___ Source ___

How Trade Challenges Affect the Manufacturing Industry

U.S. manufacturers faced a volatile 2019, and with continued trade negotiations and industry consolidation, might continue the bumpy ride. The Financial Education and Research Foundation talked with Doug Schrock, Crowe IT advisory services leader, about the outlook for the manufacturing sector in the new year.

Financial Executives International: 2019 has been a year filled with trade tensions. From your perspective, how has the manufacturing industry been most affected and why?

Doug Schrock: I have a pretty good feel for what our clients are seeing across the market. We have roughly 2,000 manufacturing and distribution (M&D) clients, including many in the middle market.

I think my most important takeaway in viewing the environment is that it’s proving to be a no-win trade war. Certainly, individual companies might find themselves with some advantage, but across the many different subsectors of manufacturing clients we work with it is having an overall detrimental effect.

I’ll give a couple of examples.

From a supply side, parts that are high cost density – for example, a circuit board that has a high cost within a low volume – are often more prone to be sourced from China due to the relatively lower impact of freight against total cost. These parts are being hit hard with trade tariffs, which is affecting the cost structure in sectors like electronics and automotive.

On the sell side, countries like China have been big consumers of a wide variety of U.S. commodities such as metals or grains. The Chinese demand had grown to historical volumes, but the Chinese now are seeking to buy elsewhere, overall lowering demand on U.S. product. This is a natural result as the buyers in foreign countries are incentivized to find alternative providers that now become viable when U.S. tariffs are considered in their purchase price.

The clear bottom line our clients see is that tariffs are paid for through either shrinking company margins or price increases passed on to the consumer – neither a winning position. Our clients are spending energy and focus on dealing with this supply chain step-function cost disruption. Rather than focusing on value-added items like innovation and customer experience, they’re dealing with this self-inflicted speed bump.

FEI: What would you say about middle market manufacturers that don’t necessarily have all of the options that a larger manufacturer has when there is a disruption like the tariffs? Is the middle market being hurt more than the larger manufacturers?

___ Data entries ___

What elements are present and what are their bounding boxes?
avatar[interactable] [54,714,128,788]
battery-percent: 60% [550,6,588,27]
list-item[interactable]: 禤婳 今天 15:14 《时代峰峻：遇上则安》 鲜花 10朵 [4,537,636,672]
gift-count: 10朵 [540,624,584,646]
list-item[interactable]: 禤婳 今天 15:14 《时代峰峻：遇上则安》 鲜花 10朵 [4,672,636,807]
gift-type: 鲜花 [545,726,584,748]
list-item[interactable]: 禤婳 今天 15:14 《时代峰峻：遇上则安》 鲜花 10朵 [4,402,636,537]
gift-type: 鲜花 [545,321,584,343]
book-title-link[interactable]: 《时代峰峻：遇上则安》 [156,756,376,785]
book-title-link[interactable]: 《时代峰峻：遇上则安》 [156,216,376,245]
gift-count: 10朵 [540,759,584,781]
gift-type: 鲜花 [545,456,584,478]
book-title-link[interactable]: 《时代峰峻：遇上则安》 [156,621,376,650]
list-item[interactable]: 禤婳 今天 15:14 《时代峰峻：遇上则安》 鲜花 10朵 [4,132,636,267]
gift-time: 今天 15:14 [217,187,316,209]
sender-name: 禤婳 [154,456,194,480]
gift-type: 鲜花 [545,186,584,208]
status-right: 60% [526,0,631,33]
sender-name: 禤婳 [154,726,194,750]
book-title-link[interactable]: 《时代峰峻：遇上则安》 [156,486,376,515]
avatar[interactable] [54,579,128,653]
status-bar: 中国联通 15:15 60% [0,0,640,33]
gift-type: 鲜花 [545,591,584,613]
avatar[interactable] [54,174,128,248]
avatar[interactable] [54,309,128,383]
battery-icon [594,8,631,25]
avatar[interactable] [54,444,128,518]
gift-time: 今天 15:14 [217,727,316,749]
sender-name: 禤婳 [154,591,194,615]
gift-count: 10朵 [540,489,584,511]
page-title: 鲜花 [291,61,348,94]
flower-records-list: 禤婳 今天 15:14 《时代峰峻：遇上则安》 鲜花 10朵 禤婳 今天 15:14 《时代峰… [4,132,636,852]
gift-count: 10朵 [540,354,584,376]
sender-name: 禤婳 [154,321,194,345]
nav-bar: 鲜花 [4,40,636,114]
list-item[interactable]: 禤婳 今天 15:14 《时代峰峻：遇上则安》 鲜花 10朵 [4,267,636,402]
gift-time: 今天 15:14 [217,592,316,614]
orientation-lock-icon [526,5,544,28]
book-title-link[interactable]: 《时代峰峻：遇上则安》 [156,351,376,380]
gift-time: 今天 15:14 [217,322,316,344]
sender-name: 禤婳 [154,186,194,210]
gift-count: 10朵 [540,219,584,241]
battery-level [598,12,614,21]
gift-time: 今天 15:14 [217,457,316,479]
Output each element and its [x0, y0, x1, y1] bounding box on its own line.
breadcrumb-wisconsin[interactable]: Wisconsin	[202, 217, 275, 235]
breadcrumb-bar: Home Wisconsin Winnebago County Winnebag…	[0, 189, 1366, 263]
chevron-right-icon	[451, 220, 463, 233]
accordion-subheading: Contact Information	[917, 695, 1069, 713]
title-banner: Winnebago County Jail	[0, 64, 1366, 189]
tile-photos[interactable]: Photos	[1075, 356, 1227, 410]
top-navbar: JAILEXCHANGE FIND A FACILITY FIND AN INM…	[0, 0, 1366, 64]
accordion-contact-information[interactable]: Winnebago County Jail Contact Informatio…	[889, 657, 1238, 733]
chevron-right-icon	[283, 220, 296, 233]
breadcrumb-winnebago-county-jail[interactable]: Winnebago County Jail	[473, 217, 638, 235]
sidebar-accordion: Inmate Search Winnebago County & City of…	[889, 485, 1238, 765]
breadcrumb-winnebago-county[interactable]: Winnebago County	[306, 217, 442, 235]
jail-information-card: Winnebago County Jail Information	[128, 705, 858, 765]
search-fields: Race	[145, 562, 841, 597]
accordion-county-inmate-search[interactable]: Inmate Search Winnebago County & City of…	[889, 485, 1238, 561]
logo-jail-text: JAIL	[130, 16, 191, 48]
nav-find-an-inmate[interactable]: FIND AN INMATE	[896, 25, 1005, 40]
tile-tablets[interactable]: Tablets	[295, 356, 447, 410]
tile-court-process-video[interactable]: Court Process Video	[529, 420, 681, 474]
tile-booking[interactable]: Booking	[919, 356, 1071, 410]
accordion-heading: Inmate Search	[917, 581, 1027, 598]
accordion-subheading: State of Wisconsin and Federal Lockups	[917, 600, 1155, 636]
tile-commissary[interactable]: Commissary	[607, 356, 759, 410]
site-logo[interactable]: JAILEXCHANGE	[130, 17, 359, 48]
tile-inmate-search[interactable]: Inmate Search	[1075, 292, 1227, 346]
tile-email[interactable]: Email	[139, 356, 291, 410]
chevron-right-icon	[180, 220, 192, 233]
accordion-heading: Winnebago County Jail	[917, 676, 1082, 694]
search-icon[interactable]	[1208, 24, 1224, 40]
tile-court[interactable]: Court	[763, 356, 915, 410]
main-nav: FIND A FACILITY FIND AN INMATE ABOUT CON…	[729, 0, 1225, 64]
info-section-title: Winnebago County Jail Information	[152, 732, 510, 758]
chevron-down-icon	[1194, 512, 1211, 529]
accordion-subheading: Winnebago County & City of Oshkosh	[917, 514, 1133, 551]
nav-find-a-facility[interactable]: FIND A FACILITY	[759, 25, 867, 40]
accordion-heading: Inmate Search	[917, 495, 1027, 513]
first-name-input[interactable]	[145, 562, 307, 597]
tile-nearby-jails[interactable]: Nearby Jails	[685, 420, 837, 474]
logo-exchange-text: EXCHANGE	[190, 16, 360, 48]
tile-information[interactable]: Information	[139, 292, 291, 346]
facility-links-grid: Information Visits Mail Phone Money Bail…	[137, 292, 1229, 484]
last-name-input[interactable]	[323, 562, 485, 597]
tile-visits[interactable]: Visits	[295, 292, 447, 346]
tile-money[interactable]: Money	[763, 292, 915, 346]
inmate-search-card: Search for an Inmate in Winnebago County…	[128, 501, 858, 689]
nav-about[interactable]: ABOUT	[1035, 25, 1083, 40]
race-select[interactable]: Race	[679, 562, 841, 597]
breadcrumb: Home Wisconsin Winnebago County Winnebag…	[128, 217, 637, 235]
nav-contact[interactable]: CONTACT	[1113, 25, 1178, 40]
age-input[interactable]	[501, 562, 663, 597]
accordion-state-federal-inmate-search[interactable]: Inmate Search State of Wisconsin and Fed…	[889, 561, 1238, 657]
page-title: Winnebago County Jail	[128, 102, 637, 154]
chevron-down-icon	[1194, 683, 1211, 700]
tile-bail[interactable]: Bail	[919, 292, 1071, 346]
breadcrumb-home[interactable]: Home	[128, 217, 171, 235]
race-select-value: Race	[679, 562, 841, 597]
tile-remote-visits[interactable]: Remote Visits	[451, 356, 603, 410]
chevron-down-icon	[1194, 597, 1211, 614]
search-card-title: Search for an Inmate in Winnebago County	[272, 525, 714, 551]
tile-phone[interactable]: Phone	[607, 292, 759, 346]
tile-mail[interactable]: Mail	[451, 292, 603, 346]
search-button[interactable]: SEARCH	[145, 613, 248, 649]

___

▶ **Problem set**
A) In the trade interview, roughly how many manufacturing and distribution clients does Doug Schrock say his firm has?
B) Copy the passage of the trade interview from "I’ll give a" to "their purchase price.", word for word.
C) Carry on the interview about trade challenges in manufacturing from its last line.

▶ **Responses**
A) Roughly 2,000.

B)
I’ll give a couple of examples.

From a supply side, parts that are high cost density – for example, a circuit board that has a high cost within a low volume – are often more prone to be sourced from China due to the relatively lower impact of freight against total cost. These parts are being hit hard with trade tariffs, which is affecting the cost structure in sectors like electronics and automotive.

On the sell side, countries like China have been big consumers of a wide variety of U.S. commodities such as metals or grains. The Chinese demand had grown to historical volumes, but the Chinese now are seeking to buy elsewhere, overall lowering demand on U.S. product. This is a natural result as the buyers in foreign countries are incentivized to find alternative providers that now become viable when U.S. tariffs are considered in their purchase price.

C)
Schrock: Companies do experience widely varying impacts, but size isn’t the major factor. The degree of impact is rather straightforward in that it hits hardest those whose supply chain is most globally exposed.

A small manufacturing organization might have a few facilities in China from which it sources product. These small organizations might have only one or two persons who regularly travel to China to navigate supply chain relationships and sourcing. For such an organization to find an alternative source – say to look to Thailand or Mexico – can be quite challenging and disruptive. The small set of Chinese suppliers affected by trade could be a significant element of the company’s manufacturing supply chain profile.

A large manufacturer is more likely to have a deeply developed Chinese strategic sourcing group. And it will have a number of tax, trade, and supply chain experts. The large company is affected more deeply due to scale, but it has better mechanisms to respond. My clients of all sizes are not indicating this new dynamic is driving more U.S. manufacturing.

FEI: What are you hearing from manufacturers regarding their outlook for trade policy in 2020? Do they expect trade wars to escalate or ebb, and how will they respond?

Schrock: My clients don’t have enough confidence to act definitively based on their speculations. They didn’t expect to be in this spot three years ago, they don’t know where trade is going right now, and they sure don’t know what it’s going to be like in two years.

This unknown trade dynamic is married with the uncertainty of an impending threat of recession that might be 12 to 18 months out. Many middle market clients have held that feeling a long time, though recession hasn’t arrived yet, so it’s impossible to know what will happen.

I would characterize their feelings as a degree of somewhat warranted cynicism that this is not going to suddenly resolve itself leaving everything notably better than it was before.

FEI: Manufacturing has gone through several years of consolidation. However, some analysts forecast a slowdown. What are your expectations for mergers and acquisitions (M&A) in manufacturing in 2020?

Schrock: You raise two different yet related points here – sector contraction and investment potential. A little background on manufacturing is helpful.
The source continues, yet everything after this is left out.